■ **Given request**: Copy out each line that has "this" in it.

■ **Data shown**:
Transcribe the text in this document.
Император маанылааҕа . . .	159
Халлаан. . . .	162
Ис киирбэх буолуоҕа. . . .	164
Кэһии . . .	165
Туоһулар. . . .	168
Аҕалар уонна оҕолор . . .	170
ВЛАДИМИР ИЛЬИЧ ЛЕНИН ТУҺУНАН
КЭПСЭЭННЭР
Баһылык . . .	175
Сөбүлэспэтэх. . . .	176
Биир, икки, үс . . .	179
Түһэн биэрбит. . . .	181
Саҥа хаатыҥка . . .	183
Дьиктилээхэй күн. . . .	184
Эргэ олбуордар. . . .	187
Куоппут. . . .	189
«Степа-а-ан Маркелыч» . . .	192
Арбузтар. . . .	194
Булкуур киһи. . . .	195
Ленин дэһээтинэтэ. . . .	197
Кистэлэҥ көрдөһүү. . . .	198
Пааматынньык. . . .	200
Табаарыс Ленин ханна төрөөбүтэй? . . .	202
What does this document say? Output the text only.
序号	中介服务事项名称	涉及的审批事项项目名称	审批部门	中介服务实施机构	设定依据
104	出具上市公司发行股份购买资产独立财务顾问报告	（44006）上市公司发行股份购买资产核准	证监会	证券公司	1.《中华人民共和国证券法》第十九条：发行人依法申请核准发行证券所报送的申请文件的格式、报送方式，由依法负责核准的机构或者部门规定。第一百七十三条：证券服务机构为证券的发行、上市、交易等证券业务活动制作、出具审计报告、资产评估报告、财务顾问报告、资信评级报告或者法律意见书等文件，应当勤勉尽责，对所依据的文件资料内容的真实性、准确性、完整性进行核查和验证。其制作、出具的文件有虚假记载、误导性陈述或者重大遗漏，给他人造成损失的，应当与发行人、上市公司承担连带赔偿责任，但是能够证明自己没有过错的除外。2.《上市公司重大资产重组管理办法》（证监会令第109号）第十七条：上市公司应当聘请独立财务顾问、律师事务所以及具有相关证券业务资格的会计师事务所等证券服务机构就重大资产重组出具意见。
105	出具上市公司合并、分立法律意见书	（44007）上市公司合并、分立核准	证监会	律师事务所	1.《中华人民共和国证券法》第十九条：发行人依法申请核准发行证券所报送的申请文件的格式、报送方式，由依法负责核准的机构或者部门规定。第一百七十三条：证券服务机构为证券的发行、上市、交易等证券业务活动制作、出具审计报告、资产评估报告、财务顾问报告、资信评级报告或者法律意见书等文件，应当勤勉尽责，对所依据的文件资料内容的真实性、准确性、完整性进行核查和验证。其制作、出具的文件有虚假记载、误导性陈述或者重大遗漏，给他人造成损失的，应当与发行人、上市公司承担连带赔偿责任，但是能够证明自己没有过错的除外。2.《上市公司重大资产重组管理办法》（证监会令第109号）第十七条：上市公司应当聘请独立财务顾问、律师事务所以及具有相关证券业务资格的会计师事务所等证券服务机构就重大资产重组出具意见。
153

■ **Final answer**:
Transcribe the text in this document.
What does this document say? Output the text only.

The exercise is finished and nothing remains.